# Aim
Beginning at the line that contains "Convert this document image to plain text.", transcribe the remaining lines of the listing exactly; include the final line and omit everything before.

(Stored entries)
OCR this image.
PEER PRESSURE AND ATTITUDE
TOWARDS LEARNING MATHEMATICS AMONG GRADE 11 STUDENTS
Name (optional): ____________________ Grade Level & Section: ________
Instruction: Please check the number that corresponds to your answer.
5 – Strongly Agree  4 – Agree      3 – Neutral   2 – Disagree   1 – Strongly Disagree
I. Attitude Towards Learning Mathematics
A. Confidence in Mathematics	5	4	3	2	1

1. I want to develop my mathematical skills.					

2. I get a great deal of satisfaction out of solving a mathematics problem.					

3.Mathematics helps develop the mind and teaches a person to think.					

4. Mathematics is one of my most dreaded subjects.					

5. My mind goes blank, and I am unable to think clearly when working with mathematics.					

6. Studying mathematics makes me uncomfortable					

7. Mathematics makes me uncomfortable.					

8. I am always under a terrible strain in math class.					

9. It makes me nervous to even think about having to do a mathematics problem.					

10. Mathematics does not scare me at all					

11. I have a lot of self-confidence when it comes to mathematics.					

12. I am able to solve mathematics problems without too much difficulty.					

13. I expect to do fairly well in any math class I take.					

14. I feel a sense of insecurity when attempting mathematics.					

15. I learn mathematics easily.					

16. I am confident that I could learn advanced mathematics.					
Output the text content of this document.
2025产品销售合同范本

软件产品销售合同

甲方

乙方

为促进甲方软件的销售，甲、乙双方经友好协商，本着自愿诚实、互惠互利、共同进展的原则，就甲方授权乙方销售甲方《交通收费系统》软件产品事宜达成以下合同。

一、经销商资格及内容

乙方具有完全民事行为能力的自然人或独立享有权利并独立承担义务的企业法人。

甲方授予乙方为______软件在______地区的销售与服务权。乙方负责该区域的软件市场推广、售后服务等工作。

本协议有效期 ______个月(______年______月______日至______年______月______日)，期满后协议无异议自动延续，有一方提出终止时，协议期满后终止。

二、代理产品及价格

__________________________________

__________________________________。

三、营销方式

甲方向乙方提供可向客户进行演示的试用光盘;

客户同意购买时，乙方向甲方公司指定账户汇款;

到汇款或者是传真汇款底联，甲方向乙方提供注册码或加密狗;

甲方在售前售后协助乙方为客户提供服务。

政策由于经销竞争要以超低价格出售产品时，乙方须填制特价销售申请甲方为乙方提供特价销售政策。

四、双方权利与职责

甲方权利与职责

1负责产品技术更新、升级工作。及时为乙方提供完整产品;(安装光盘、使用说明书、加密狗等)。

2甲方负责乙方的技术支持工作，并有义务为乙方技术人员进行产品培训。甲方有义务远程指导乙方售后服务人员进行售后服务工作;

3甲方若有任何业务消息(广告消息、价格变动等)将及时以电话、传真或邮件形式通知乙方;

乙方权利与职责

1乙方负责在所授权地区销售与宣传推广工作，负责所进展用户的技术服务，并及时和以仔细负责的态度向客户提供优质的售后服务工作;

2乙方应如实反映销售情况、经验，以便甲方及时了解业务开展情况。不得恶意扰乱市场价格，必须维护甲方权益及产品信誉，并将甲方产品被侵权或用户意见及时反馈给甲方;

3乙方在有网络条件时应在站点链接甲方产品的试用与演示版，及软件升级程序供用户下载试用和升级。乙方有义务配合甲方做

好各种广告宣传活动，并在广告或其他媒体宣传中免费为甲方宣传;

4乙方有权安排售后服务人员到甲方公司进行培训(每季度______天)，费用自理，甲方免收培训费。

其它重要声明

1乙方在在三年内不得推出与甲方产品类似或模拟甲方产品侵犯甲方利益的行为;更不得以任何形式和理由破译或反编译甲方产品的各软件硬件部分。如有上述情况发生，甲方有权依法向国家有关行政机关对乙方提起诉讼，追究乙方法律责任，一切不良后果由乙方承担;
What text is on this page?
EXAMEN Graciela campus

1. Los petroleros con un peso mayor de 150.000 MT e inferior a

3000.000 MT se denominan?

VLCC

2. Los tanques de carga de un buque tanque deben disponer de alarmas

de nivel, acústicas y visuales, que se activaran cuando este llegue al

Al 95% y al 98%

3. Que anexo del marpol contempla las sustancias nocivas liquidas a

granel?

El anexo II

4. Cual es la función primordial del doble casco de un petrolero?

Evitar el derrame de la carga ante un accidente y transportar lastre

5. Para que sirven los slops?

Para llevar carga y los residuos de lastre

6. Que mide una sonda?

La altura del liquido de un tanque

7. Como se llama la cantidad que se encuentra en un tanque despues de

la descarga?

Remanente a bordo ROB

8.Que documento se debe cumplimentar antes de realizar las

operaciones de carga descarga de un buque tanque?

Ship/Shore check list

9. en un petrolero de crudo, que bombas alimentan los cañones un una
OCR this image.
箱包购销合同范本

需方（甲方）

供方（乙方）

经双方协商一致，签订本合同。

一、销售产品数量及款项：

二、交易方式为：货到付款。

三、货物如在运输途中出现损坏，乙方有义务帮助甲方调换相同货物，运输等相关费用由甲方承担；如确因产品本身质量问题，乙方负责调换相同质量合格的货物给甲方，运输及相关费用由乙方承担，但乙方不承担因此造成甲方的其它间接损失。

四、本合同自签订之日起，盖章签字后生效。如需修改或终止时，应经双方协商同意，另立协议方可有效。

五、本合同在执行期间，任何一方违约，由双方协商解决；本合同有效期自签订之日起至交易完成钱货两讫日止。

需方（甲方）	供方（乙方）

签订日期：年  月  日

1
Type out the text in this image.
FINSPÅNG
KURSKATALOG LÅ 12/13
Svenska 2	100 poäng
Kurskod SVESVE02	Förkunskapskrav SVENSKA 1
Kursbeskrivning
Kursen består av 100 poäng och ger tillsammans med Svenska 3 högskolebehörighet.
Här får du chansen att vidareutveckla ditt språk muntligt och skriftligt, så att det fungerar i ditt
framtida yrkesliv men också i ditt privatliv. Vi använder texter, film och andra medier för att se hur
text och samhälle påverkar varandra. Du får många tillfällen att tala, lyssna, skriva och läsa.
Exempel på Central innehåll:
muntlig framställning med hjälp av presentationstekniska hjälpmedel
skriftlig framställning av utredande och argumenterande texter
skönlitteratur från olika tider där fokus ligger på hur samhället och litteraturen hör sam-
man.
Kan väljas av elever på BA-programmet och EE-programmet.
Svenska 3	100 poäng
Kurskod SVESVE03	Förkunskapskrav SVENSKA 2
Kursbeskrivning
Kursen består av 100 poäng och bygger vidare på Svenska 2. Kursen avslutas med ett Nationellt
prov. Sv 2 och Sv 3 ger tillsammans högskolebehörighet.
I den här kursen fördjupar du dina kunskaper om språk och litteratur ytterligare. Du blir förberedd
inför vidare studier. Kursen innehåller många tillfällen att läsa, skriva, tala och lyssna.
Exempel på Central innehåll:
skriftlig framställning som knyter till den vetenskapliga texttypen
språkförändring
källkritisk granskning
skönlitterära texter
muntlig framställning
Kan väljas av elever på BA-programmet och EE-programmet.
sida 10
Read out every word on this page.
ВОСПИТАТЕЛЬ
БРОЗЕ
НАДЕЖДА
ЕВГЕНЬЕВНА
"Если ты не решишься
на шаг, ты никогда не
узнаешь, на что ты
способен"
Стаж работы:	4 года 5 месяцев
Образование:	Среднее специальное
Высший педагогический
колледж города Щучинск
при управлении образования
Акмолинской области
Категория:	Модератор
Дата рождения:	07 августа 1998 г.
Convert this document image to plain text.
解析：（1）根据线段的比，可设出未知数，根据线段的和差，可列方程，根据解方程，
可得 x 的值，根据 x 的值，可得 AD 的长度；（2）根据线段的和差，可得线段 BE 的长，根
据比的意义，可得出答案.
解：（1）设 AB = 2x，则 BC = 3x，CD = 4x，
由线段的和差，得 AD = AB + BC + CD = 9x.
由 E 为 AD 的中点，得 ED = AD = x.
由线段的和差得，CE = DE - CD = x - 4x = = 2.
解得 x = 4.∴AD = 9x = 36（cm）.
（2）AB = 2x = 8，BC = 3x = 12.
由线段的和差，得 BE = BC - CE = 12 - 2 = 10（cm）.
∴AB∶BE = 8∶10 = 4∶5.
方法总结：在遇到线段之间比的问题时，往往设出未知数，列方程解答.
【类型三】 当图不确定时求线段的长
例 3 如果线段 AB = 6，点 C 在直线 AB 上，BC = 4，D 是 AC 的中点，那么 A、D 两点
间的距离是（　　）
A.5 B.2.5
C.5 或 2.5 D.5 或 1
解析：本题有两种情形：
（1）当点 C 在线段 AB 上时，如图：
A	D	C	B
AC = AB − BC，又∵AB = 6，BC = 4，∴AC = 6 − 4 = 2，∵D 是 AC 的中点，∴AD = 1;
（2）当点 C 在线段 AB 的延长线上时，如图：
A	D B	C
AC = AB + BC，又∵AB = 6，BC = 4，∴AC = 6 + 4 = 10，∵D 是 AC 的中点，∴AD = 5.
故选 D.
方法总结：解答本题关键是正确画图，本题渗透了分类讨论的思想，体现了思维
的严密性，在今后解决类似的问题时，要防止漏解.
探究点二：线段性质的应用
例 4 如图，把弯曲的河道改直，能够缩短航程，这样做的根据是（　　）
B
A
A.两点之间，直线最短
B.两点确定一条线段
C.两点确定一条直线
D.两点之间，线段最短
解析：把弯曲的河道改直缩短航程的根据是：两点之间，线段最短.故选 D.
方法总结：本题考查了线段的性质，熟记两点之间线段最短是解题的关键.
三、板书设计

# Answer to the task
Convert this document image to plain text.
解析：（1）根据线段的比，可设出未知数，根据线段的和差，可列方程，根据解方程，
可得 x 的值，根据 x 的值，可得 AD 的长度；（2）根据线段的和差，可得线段 BE 的长，根
据比的意义，可得出答案.
解：（1）设 AB = 2x，则 BC = 3x，CD = 4x，
由线段的和差，得 AD = AB + BC + CD = 9x.
由 E 为 AD 的中点，得 ED = AD = x.
由线段的和差得，CE = DE - CD = x - 4x = = 2.
解得 x = 4.∴AD = 9x = 36（cm）.
（2）AB = 2x = 8，BC = 3x = 12.
由线段的和差，得 BE = BC - CE = 12 - 2 = 10（cm）.
∴AB∶BE = 8∶10 = 4∶5.
方法总结：在遇到线段之间比的问题时，往往设出未知数，列方程解答.
【类型三】 当图不确定时求线段的长
例 3 如果线段 AB = 6，点 C 在直线 AB 上，BC = 4，D 是 AC 的中点，那么 A、D 两点
间的距离是（　　）
A.5 B.2.5
C.5 或 2.5 D.5 或 1
解析：本题有两种情形：
（1）当点 C 在线段 AB 上时，如图：
A	D	C	B
AC = AB − BC，又∵AB = 6，BC = 4，∴AC = 6 − 4 = 2，∵D 是 AC 的中点，∴AD = 1;
（2）当点 C 在线段 AB 的延长线上时，如图：
A	D B	C
AC = AB + BC，又∵AB = 6，BC = 4，∴AC = 6 + 4 = 10，∵D 是 AC 的中点，∴AD = 5.
故选 D.
方法总结：解答本题关键是正确画图，本题渗透了分类讨论的思想，体现了思维
的严密性，在今后解决类似的问题时，要防止漏解.
探究点二：线段性质的应用
例 4 如图，把弯曲的河道改直，能够缩短航程，这样做的根据是（　　）
B
A
A.两点之间，直线最短
B.两点确定一条线段
C.两点确定一条直线
D.两点之间，线段最短
解析：把弯曲的河道改直缩短航程的根据是：两点之间，线段最短.故选 D.
方法总结：本题考查了线段的性质，熟记两点之间线段最短是解题的关键.
三、板书设计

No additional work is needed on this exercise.